▶ WORK TO COMPLETE:
Each record below is to be copied word for word, with pictures removed.

▶ RECORDS TO PROCESS:
============

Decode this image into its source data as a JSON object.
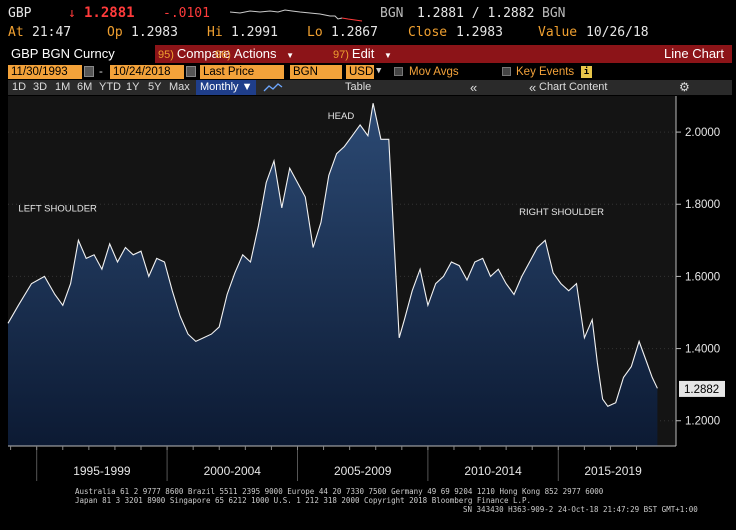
{
  "quote": {
    "ticker": "GBP",
    "arrow": "↓",
    "last": "1.2881",
    "change": "-.0101",
    "currency": "BGN",
    "bid_ask": "1.2881 / 1.2882",
    "currency2": "BGN",
    "time_label": "At",
    "time": "21:47",
    "open_label": "Op",
    "open": "1.2983",
    "high_label": "Hi",
    "high": "1.2991",
    "low_label": "Lo",
    "low": "1.2867",
    "close_label": "Close",
    "close": "1.2983",
    "value_label": "Value",
    "value_date": "10/26/18"
  },
  "titlebar": {
    "security": "GBP BGN Curncy",
    "compare_num": "95)",
    "compare": "Compare",
    "actions_num": "96)",
    "actions": "Actions",
    "edit_num": "97)",
    "edit": "Edit",
    "view": "Line Chart"
  },
  "params": {
    "start_date": "11/30/1993",
    "dash": "-",
    "end_date": "10/24/2018",
    "field": "Last Price",
    "local_ccy": "BGN",
    "ccy": "USD",
    "mov_avgs": "Mov Avgs",
    "key_events": "Key Events"
  },
  "toolbar": {
    "periods": [
      "1D",
      "3D",
      "1M",
      "6M",
      "YTD",
      "1Y",
      "5Y",
      "Max"
    ],
    "frequency": "Monthly ▼",
    "table": "Table",
    "collapse": "«",
    "chart_content": "Chart Content",
    "expand": "«"
  },
  "chart_data": {
    "type": "area",
    "ylim": [
      1.13,
      2.1
    ],
    "yticks": [
      1.2,
      1.4,
      1.6,
      1.8,
      2.0
    ],
    "ytick_labels": [
      "1.2000",
      "1.4000",
      "1.6000",
      "1.8000",
      "2.0000"
    ],
    "last_value_label": "1.2882",
    "x_labels": [
      "1995-1999",
      "2000-2004",
      "2005-2009",
      "2010-2014",
      "2015-2019"
    ],
    "annotations": [
      "LEFT SHOULDER",
      "HEAD",
      "RIGHT SHOULDER"
    ],
    "x": [
      1993.9,
      1994.3,
      1994.8,
      1995.3,
      1995.7,
      1996.0,
      1996.3,
      1996.6,
      1996.9,
      1997.2,
      1997.5,
      1997.8,
      1998.1,
      1998.4,
      1998.7,
      1999.0,
      1999.3,
      1999.6,
      1999.9,
      2000.2,
      2000.5,
      2000.8,
      2001.1,
      2001.4,
      2001.7,
      2002.0,
      2002.3,
      2002.6,
      2002.9,
      2003.2,
      2003.5,
      2003.8,
      2004.1,
      2004.4,
      2004.7,
      2005.0,
      2005.3,
      2005.6,
      2005.9,
      2006.2,
      2006.5,
      2006.8,
      2007.1,
      2007.4,
      2007.7,
      2007.9,
      2008.2,
      2008.5,
      2008.7,
      2008.9,
      2009.1,
      2009.4,
      2009.7,
      2010.0,
      2010.3,
      2010.6,
      2010.9,
      2011.2,
      2011.5,
      2011.8,
      2012.1,
      2012.4,
      2012.7,
      2013.0,
      2013.3,
      2013.6,
      2013.9,
      2014.2,
      2014.5,
      2014.8,
      2015.1,
      2015.4,
      2015.7,
      2016.0,
      2016.3,
      2016.5,
      2016.7,
      2016.9,
      2017.2,
      2017.5,
      2017.8,
      2018.1,
      2018.4,
      2018.6,
      2018.8
    ],
    "y": [
      1.47,
      1.52,
      1.58,
      1.6,
      1.55,
      1.52,
      1.58,
      1.7,
      1.65,
      1.66,
      1.62,
      1.69,
      1.64,
      1.68,
      1.66,
      1.67,
      1.6,
      1.65,
      1.64,
      1.56,
      1.49,
      1.44,
      1.42,
      1.43,
      1.44,
      1.46,
      1.55,
      1.61,
      1.66,
      1.64,
      1.74,
      1.86,
      1.92,
      1.79,
      1.9,
      1.86,
      1.82,
      1.68,
      1.75,
      1.88,
      1.94,
      1.96,
      1.99,
      2.02,
      1.99,
      2.08,
      1.98,
      1.98,
      1.7,
      1.43,
      1.48,
      1.56,
      1.62,
      1.52,
      1.58,
      1.6,
      1.64,
      1.63,
      1.59,
      1.64,
      1.65,
      1.6,
      1.62,
      1.58,
      1.55,
      1.6,
      1.64,
      1.68,
      1.7,
      1.61,
      1.58,
      1.56,
      1.58,
      1.43,
      1.48,
      1.36,
      1.26,
      1.24,
      1.25,
      1.32,
      1.35,
      1.42,
      1.36,
      1.32,
      1.29
    ]
  },
  "footer": {
    "line1": "Australia 61 2 9777 8600 Brazil 5511 2395 9000 Europe 44 20 7330 7500 Germany 49 69 9204 1210 Hong Kong 852 2977 6000",
    "line2": "Japan 81 3 3201 8900 Singapore 65 6212 1000 U.S. 1 212 318 2000 Copyright 2018 Bloomberg Finance L.P.",
    "line3": "SN 343430 H363-909-2 24-Oct-18 21:47:29 BST GMT+1:00"
  },
  "colors": {
    "title_bar": "#8c1418",
    "accent": "#f3a23a",
    "down": "#ff3b3b",
    "area_top": "#27436b",
    "area_bottom": "#0c1a33"
  }
}
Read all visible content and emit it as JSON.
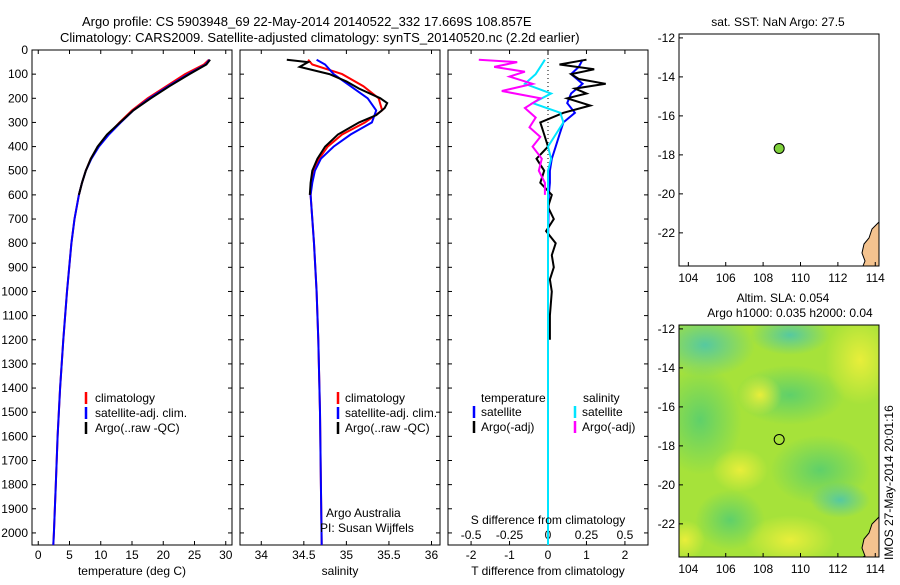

============

▶ RESPONSE TO THIS TASK:
Decode this image into its source data as a JSON object.
{
  "quote": {
    "ticker": "GBP",
    "arrow": "↓",
    "last": "1.2881",
    "change": "-.0101",
    "currency": "BGN",
    "bid_ask": "1.2881 / 1.2882",
    "currency2": "BGN",
    "time_label": "At",
    "time": "21:47",
    "open_label": "Op",
    "open": "1.2983",
    "high_label": "Hi",
    "high": "1.2991",
    "low_label": "Lo",
    "low": "1.2867",
    "close_label": "Close",
    "close": "1.2983",
    "value_label": "Value",
    "value_date": "10/26/18"
  },
  "titlebar": {
    "security": "GBP BGN Curncy",
    "compare_num": "95)",
    "compare": "Compare",
    "actions_num": "96)",
    "actions": "Actions",
    "edit_num": "97)",
    "edit": "Edit",
    "view": "Line Chart"
  },
  "params": {
    "start_date": "11/30/1993",
    "dash": "-",
    "end_date": "10/24/2018",
    "field": "Last Price",
    "local_ccy": "BGN",
    "ccy": "USD",
    "mov_avgs": "Mov Avgs",
    "key_events": "Key Events"
  },
  "toolbar": {
    "periods": [
      "1D",
      "3D",
      "1M",
      "6M",
      "YTD",
      "1Y",
      "5Y",
      "Max"
    ],
    "frequency": "Monthly ▼",
    "table": "Table",
    "collapse": "«",
    "chart_content": "Chart Content",
    "expand": "«"
  },
  "chart_data": {
    "type": "area",
    "ylim": [
      1.13,
      2.1
    ],
    "yticks": [
      1.2,
      1.4,
      1.6,
      1.8,
      2.0
    ],
    "ytick_labels": [
      "1.2000",
      "1.4000",
      "1.6000",
      "1.8000",
      "2.0000"
    ],
    "last_value_label": "1.2882",
    "x_labels": [
      "1995-1999",
      "2000-2004",
      "2005-2009",
      "2010-2014",
      "2015-2019"
    ],
    "annotations": [
      "LEFT SHOULDER",
      "HEAD",
      "RIGHT SHOULDER"
    ],
    "x": [
      1993.9,
      1994.3,
      1994.8,
      1995.3,
      1995.7,
      1996.0,
      1996.3,
      1996.6,
      1996.9,
      1997.2,
      1997.5,
      1997.8,
      1998.1,
      1998.4,
      1998.7,
      1999.0,
      1999.3,
      1999.6,
      1999.9,
      2000.2,
      2000.5,
      2000.8,
      2001.1,
      2001.4,
      2001.7,
      2002.0,
      2002.3,
      2002.6,
      2002.9,
      2003.2,
      2003.5,
      2003.8,
      2004.1,
      2004.4,
      2004.7,
      2005.0,
      2005.3,
      2005.6,
      2005.9,
      2006.2,
      2006.5,
      2006.8,
      2007.1,
      2007.4,
      2007.7,
      2007.9,
      2008.2,
      2008.5,
      2008.7,
      2008.9,
      2009.1,
      2009.4,
      2009.7,
      2010.0,
      2010.3,
      2010.6,
      2010.9,
      2011.2,
      2011.5,
      2011.8,
      2012.1,
      2012.4,
      2012.7,
      2013.0,
      2013.3,
      2013.6,
      2013.9,
      2014.2,
      2014.5,
      2014.8,
      2015.1,
      2015.4,
      2015.7,
      2016.0,
      2016.3,
      2016.5,
      2016.7,
      2016.9,
      2017.2,
      2017.5,
      2017.8,
      2018.1,
      2018.4,
      2018.6,
      2018.8
    ],
    "y": [
      1.47,
      1.52,
      1.58,
      1.6,
      1.55,
      1.52,
      1.58,
      1.7,
      1.65,
      1.66,
      1.62,
      1.69,
      1.64,
      1.68,
      1.66,
      1.67,
      1.6,
      1.65,
      1.64,
      1.56,
      1.49,
      1.44,
      1.42,
      1.43,
      1.44,
      1.46,
      1.55,
      1.61,
      1.66,
      1.64,
      1.74,
      1.86,
      1.92,
      1.79,
      1.9,
      1.86,
      1.82,
      1.68,
      1.75,
      1.88,
      1.94,
      1.96,
      1.99,
      2.02,
      1.99,
      2.08,
      1.98,
      1.98,
      1.7,
      1.43,
      1.48,
      1.56,
      1.62,
      1.52,
      1.58,
      1.6,
      1.64,
      1.63,
      1.59,
      1.64,
      1.65,
      1.6,
      1.62,
      1.58,
      1.55,
      1.6,
      1.64,
      1.68,
      1.7,
      1.61,
      1.58,
      1.56,
      1.58,
      1.43,
      1.48,
      1.36,
      1.26,
      1.24,
      1.25,
      1.32,
      1.35,
      1.42,
      1.36,
      1.32,
      1.29
    ]
  },
  "footer": {
    "line1": "Australia 61 2 9777 8600 Brazil 5511 2395 9000 Europe 44 20 7330 7500 Germany 49 69 9204 1210 Hong Kong 852 2977 6000",
    "line2": "Japan 81 3 3201 8900 Singapore 65 6212 1000 U.S. 1 212 318 2000 Copyright 2018 Bloomberg Finance L.P.",
    "line3": "SN 343430 H363-909-2 24-Oct-18 21:47:29 BST GMT+1:00"
  },
  "colors": {
    "title_bar": "#8c1418",
    "accent": "#f3a23a",
    "down": "#ff3b3b",
    "area_top": "#27436b",
    "area_bottom": "#0c1a33"
  }
}
Read all visible content and emit it as JSON.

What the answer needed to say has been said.